_Aim:_ Copy out each of the entries below line for line, without changing a single character.

Excerpts from a layout annotation set:
* * *

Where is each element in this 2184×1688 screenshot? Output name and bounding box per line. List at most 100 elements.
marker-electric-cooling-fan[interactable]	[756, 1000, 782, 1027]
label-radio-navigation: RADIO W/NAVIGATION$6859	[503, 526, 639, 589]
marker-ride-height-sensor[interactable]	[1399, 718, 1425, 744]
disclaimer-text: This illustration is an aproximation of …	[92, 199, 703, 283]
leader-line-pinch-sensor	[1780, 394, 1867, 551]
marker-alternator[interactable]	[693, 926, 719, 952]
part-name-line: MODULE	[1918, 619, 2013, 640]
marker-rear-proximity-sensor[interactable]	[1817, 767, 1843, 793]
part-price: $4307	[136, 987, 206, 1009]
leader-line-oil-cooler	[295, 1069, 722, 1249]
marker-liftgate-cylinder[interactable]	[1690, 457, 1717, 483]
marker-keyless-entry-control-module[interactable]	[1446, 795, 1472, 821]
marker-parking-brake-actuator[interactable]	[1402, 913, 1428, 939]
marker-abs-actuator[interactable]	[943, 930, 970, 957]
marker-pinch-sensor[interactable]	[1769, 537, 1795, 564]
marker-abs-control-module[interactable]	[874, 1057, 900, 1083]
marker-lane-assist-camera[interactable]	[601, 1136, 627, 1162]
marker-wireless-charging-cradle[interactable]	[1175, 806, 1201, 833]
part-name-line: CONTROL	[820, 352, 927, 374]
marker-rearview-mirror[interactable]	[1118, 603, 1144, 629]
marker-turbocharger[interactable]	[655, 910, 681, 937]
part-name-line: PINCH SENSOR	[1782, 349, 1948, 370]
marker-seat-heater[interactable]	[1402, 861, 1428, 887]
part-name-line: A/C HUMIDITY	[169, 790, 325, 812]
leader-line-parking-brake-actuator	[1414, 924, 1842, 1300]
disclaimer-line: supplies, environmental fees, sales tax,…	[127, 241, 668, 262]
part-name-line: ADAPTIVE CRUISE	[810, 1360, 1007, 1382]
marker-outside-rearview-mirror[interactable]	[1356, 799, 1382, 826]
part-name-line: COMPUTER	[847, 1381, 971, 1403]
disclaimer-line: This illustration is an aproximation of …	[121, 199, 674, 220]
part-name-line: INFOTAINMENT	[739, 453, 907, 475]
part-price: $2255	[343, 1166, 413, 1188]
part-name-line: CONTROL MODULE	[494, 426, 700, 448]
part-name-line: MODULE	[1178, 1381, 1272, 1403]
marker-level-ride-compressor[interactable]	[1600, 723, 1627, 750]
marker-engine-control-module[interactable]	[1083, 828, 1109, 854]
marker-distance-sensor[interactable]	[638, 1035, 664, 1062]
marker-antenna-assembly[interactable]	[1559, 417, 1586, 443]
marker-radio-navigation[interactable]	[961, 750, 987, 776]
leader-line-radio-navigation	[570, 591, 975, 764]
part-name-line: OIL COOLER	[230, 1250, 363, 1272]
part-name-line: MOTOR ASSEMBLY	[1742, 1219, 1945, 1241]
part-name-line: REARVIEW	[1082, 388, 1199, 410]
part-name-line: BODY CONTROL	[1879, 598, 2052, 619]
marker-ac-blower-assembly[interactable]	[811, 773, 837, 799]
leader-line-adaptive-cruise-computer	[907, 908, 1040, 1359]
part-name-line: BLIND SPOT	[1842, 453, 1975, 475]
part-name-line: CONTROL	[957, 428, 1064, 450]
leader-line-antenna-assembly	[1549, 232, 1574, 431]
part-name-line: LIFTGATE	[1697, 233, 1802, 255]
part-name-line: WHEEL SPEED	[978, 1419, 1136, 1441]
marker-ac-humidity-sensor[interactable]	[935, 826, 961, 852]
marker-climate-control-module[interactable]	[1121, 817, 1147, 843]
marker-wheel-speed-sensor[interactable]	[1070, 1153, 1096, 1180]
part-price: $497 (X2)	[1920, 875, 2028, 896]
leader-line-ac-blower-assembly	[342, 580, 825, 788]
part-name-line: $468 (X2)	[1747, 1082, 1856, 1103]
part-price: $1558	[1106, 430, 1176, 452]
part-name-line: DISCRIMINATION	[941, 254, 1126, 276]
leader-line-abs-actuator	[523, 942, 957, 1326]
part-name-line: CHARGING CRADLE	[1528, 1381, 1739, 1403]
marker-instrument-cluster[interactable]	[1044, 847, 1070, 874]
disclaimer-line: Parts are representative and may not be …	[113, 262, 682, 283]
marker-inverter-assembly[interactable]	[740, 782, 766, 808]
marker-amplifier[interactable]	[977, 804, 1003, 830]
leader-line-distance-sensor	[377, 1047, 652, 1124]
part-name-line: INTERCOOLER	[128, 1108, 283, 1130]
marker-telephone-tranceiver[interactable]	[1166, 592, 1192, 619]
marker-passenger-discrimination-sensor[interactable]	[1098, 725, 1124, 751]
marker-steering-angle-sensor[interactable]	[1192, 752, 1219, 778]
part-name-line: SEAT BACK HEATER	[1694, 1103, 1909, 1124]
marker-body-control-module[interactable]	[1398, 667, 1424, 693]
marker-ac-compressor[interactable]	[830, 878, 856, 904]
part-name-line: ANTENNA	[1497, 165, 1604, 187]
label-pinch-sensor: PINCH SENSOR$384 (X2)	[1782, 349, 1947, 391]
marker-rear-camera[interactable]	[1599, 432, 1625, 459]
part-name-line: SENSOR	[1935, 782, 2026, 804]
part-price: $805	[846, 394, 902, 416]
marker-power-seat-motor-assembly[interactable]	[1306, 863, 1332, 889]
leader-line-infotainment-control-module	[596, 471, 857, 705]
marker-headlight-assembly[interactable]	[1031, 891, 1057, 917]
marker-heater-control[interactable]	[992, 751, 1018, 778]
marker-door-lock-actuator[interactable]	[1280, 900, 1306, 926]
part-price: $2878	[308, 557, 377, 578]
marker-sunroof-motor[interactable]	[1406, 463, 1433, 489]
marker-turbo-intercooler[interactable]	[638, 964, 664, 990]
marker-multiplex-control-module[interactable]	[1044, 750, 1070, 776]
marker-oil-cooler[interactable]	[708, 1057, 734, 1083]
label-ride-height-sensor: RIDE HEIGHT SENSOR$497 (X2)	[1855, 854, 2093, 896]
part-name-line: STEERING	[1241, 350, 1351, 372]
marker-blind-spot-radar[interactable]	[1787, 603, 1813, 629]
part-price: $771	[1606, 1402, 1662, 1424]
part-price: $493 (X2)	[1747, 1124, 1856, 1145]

* * *

_The answer:_
Where is each element in this 2184×1688 screenshot? Output name and bounding box per line. List at most 100 elements.
marker-electric-cooling-fan[interactable]	[756, 1000, 782, 1027]
label-radio-navigation: RADIO W/NAVIGATION$6859	[503, 526, 639, 589]
marker-ride-height-sensor[interactable]	[1399, 718, 1425, 744]
disclaimer-text: This illustration is an aproximation of …	[92, 199, 703, 283]
leader-line-pinch-sensor	[1780, 394, 1867, 551]
marker-alternator[interactable]	[693, 926, 719, 952]
part-name-line: MODULE	[1918, 619, 2013, 640]
marker-rear-proximity-sensor[interactable]	[1817, 767, 1843, 793]
part-price: $4307	[136, 987, 206, 1009]
leader-line-oil-cooler	[295, 1069, 722, 1249]
marker-liftgate-cylinder[interactable]	[1690, 457, 1717, 483]
marker-keyless-entry-control-module[interactable]	[1446, 795, 1472, 821]
marker-parking-brake-actuator[interactable]	[1402, 913, 1428, 939]
marker-abs-actuator[interactable]	[943, 930, 970, 957]
marker-pinch-sensor[interactable]	[1769, 537, 1795, 564]
marker-abs-control-module[interactable]	[874, 1057, 900, 1083]
marker-lane-assist-camera[interactable]	[601, 1136, 627, 1162]
marker-wireless-charging-cradle[interactable]	[1175, 806, 1201, 833]
part-name-line: CONTROL	[820, 352, 927, 374]
marker-rearview-mirror[interactable]	[1118, 603, 1144, 629]
marker-turbocharger[interactable]	[655, 910, 681, 937]
part-name-line: PINCH SENSOR	[1782, 349, 1948, 370]
marker-seat-heater[interactable]	[1402, 861, 1428, 887]
part-name-line: A/C HUMIDITY	[169, 790, 325, 812]
leader-line-parking-brake-actuator	[1414, 924, 1842, 1300]
disclaimer-line: supplies, environmental fees, sales tax,…	[127, 241, 668, 262]
part-name-line: ADAPTIVE CRUISE	[810, 1360, 1007, 1382]
marker-outside-rearview-mirror[interactable]	[1356, 799, 1382, 826]
part-name-line: COMPUTER	[847, 1381, 971, 1403]
disclaimer-line: This illustration is an aproximation of …	[121, 199, 674, 220]
part-name-line: INFOTAINMENT	[739, 453, 907, 475]
part-price: $2255	[343, 1166, 413, 1188]
part-name-line: CONTROL MODULE	[494, 426, 700, 448]
part-name-line: MODULE	[1178, 1381, 1272, 1403]
marker-level-ride-compressor[interactable]	[1600, 723, 1627, 750]
marker-engine-control-module[interactable]	[1083, 828, 1109, 854]
marker-distance-sensor[interactable]	[638, 1035, 664, 1062]
marker-antenna-assembly[interactable]	[1559, 417, 1586, 443]
marker-radio-navigation[interactable]	[961, 750, 987, 776]
leader-line-radio-navigation	[570, 591, 975, 764]
part-name-line: OIL COOLER	[230, 1250, 363, 1272]
part-name-line: MOTOR ASSEMBLY	[1742, 1219, 1945, 1241]
part-name-line: REARVIEW	[1082, 388, 1199, 410]
part-name-line: BODY CONTROL	[1879, 598, 2052, 619]
marker-ac-blower-assembly[interactable]	[811, 773, 837, 799]
leader-line-adaptive-cruise-computer	[907, 908, 1040, 1359]
part-name-line: BLIND SPOT	[1842, 453, 1975, 475]
part-name-line: CONTROL	[957, 428, 1064, 450]
leader-line-antenna-assembly	[1549, 232, 1574, 431]
part-name-line: LIFTGATE	[1697, 233, 1802, 255]
part-name-line: WHEEL SPEED	[978, 1419, 1136, 1441]
marker-ac-humidity-sensor[interactable]	[935, 826, 961, 852]
marker-climate-control-module[interactable]	[1121, 817, 1147, 843]
marker-wheel-speed-sensor[interactable]	[1070, 1153, 1096, 1180]
part-price: $497 (X2)	[1920, 875, 2028, 896]
leader-line-ac-blower-assembly	[342, 580, 825, 788]
part-name-line: $468 (X2)	[1747, 1082, 1856, 1103]
part-price: $1558	[1106, 430, 1176, 452]
part-name-line: DISCRIMINATION	[941, 254, 1126, 276]
leader-line-abs-actuator	[523, 942, 957, 1326]
part-name-line: CHARGING CRADLE	[1528, 1381, 1739, 1403]
marker-instrument-cluster[interactable]	[1044, 847, 1070, 874]
disclaimer-line: Parts are representative and may not be …	[113, 262, 682, 283]
marker-inverter-assembly[interactable]	[740, 782, 766, 808]
marker-amplifier[interactable]	[977, 804, 1003, 830]
leader-line-distance-sensor	[377, 1047, 652, 1124]
part-name-line: INTERCOOLER	[128, 1108, 283, 1130]
marker-telephone-tranceiver[interactable]	[1166, 592, 1192, 619]
marker-passenger-discrimination-sensor[interactable]	[1098, 725, 1124, 751]
marker-steering-angle-sensor[interactable]	[1192, 752, 1219, 778]
part-name-line: SEAT BACK HEATER	[1694, 1103, 1909, 1124]
marker-body-control-module[interactable]	[1398, 667, 1424, 693]
marker-ac-compressor[interactable]	[830, 878, 856, 904]
part-name-line: ANTENNA	[1497, 165, 1604, 187]
label-pinch-sensor: PINCH SENSOR$384 (X2)	[1782, 349, 1947, 391]
marker-rear-camera[interactable]	[1599, 432, 1625, 459]
part-name-line: SENSOR	[1935, 782, 2026, 804]
part-price: $805	[846, 394, 902, 416]
marker-power-seat-motor-assembly[interactable]	[1306, 863, 1332, 889]
leader-line-infotainment-control-module	[596, 471, 857, 705]
marker-headlight-assembly[interactable]	[1031, 891, 1057, 917]
marker-heater-control[interactable]	[992, 751, 1018, 778]
marker-door-lock-actuator[interactable]	[1280, 900, 1306, 926]
part-price: $2878	[308, 557, 377, 578]
marker-sunroof-motor[interactable]	[1406, 463, 1433, 489]
marker-turbo-intercooler[interactable]	[638, 964, 664, 990]
marker-multiplex-control-module[interactable]	[1044, 750, 1070, 776]
marker-oil-cooler[interactable]	[708, 1057, 734, 1083]
label-ride-height-sensor: RIDE HEIGHT SENSOR$497 (X2)	[1855, 854, 2093, 896]
part-name-line: STEERING	[1241, 350, 1351, 372]
marker-blind-spot-radar[interactable]	[1787, 603, 1813, 629]
part-price: $771	[1606, 1402, 1662, 1424]
part-price: $493 (X2)	[1747, 1124, 1856, 1145]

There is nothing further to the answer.